— BEGIN RECORDS SHOWN —
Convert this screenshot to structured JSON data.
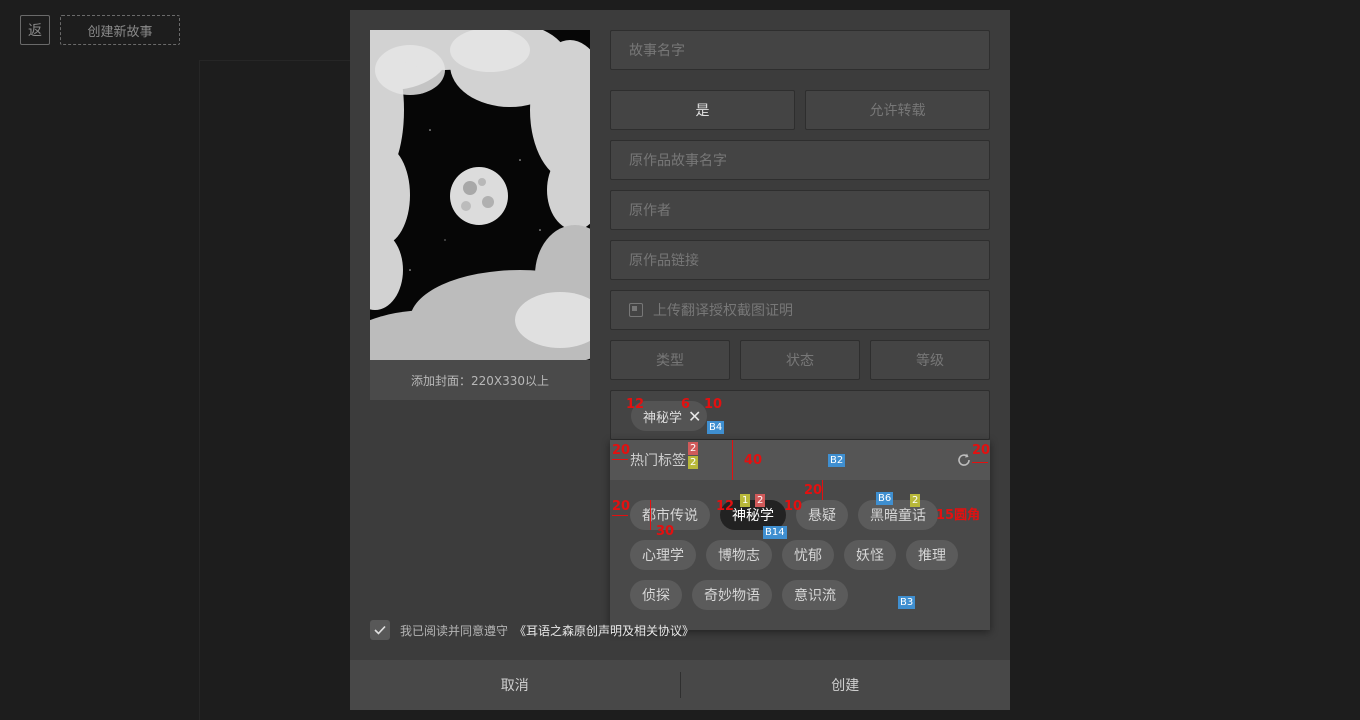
{
  "background": {
    "back_button": "返",
    "create_story_button": "创建新故事"
  },
  "cover": {
    "caption": "添加封面：220X330以上"
  },
  "form": {
    "story_name_placeholder": "故事名字",
    "is_repost_value": "是",
    "allow_repost_label": "允许转载",
    "original_story_name_placeholder": "原作品故事名字",
    "original_author_placeholder": "原作者",
    "original_link_placeholder": "原作品链接",
    "upload_proof_label": "上传翻译授权截图证明",
    "type_select": "类型",
    "status_select": "状态",
    "level_select": "等级"
  },
  "tags": {
    "selected": [
      {
        "label": "神秘学"
      }
    ],
    "dropdown_title": "热门标签",
    "items": [
      {
        "label": "都市传说",
        "active": false
      },
      {
        "label": "神秘学",
        "active": true
      },
      {
        "label": "悬疑",
        "active": false
      },
      {
        "label": "黑暗童话",
        "active": false
      },
      {
        "label": "心理学",
        "active": false
      },
      {
        "label": "博物志",
        "active": false
      },
      {
        "label": "忧郁",
        "active": false
      },
      {
        "label": "妖怪",
        "active": false
      },
      {
        "label": "推理",
        "active": false
      },
      {
        "label": "侦探",
        "active": false
      },
      {
        "label": "奇妙物语",
        "active": false
      },
      {
        "label": "意识流",
        "active": false
      }
    ]
  },
  "agreement": {
    "text": "我已阅读并同意遵守",
    "link": "《耳语之森原创声明及相关协议》"
  },
  "footer": {
    "cancel": "取消",
    "create": "创建"
  },
  "annotations": {
    "pad12a": "12",
    "gap6": "6",
    "pad10a": "10",
    "b4": "B4",
    "pad20a": "20",
    "n2a": "2",
    "n2b": "2",
    "h40": "40",
    "b2": "B2",
    "pad20b": "20",
    "pad20c": "20",
    "w30": "30",
    "pad12b": "12",
    "n1": "1",
    "n2c": "2",
    "gap10": "10",
    "gap20": "20",
    "b6": "B6",
    "n2d": "2",
    "radius15": "15圆角",
    "b14": "B14",
    "b3": "B3"
  }
}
— END RECORDS SHOWN —
EXERCISE INSTRUCTIONS: Repeat the records above verbatim, with no pictures in the result.

EXERCISE ANSWER:
Convert this screenshot to structured JSON data.
{
  "background": {
    "back_button": "返",
    "create_story_button": "创建新故事"
  },
  "cover": {
    "caption": "添加封面：220X330以上"
  },
  "form": {
    "story_name_placeholder": "故事名字",
    "is_repost_value": "是",
    "allow_repost_label": "允许转载",
    "original_story_name_placeholder": "原作品故事名字",
    "original_author_placeholder": "原作者",
    "original_link_placeholder": "原作品链接",
    "upload_proof_label": "上传翻译授权截图证明",
    "type_select": "类型",
    "status_select": "状态",
    "level_select": "等级"
  },
  "tags": {
    "selected": [
      {
        "label": "神秘学"
      }
    ],
    "dropdown_title": "热门标签",
    "items": [
      {
        "label": "都市传说",
        "active": false
      },
      {
        "label": "神秘学",
        "active": true
      },
      {
        "label": "悬疑",
        "active": false
      },
      {
        "label": "黑暗童话",
        "active": false
      },
      {
        "label": "心理学",
        "active": false
      },
      {
        "label": "博物志",
        "active": false
      },
      {
        "label": "忧郁",
        "active": false
      },
      {
        "label": "妖怪",
        "active": false
      },
      {
        "label": "推理",
        "active": false
      },
      {
        "label": "侦探",
        "active": false
      },
      {
        "label": "奇妙物语",
        "active": false
      },
      {
        "label": "意识流",
        "active": false
      }
    ]
  },
  "agreement": {
    "text": "我已阅读并同意遵守",
    "link": "《耳语之森原创声明及相关协议》"
  },
  "footer": {
    "cancel": "取消",
    "create": "创建"
  },
  "annotations": {
    "pad12a": "12",
    "gap6": "6",
    "pad10a": "10",
    "b4": "B4",
    "pad20a": "20",
    "n2a": "2",
    "n2b": "2",
    "h40": "40",
    "b2": "B2",
    "pad20b": "20",
    "pad20c": "20",
    "w30": "30",
    "pad12b": "12",
    "n1": "1",
    "n2c": "2",
    "gap10": "10",
    "gap20": "20",
    "b6": "B6",
    "n2d": "2",
    "radius15": "15圆角",
    "b14": "B14",
    "b3": "B3"
  }
}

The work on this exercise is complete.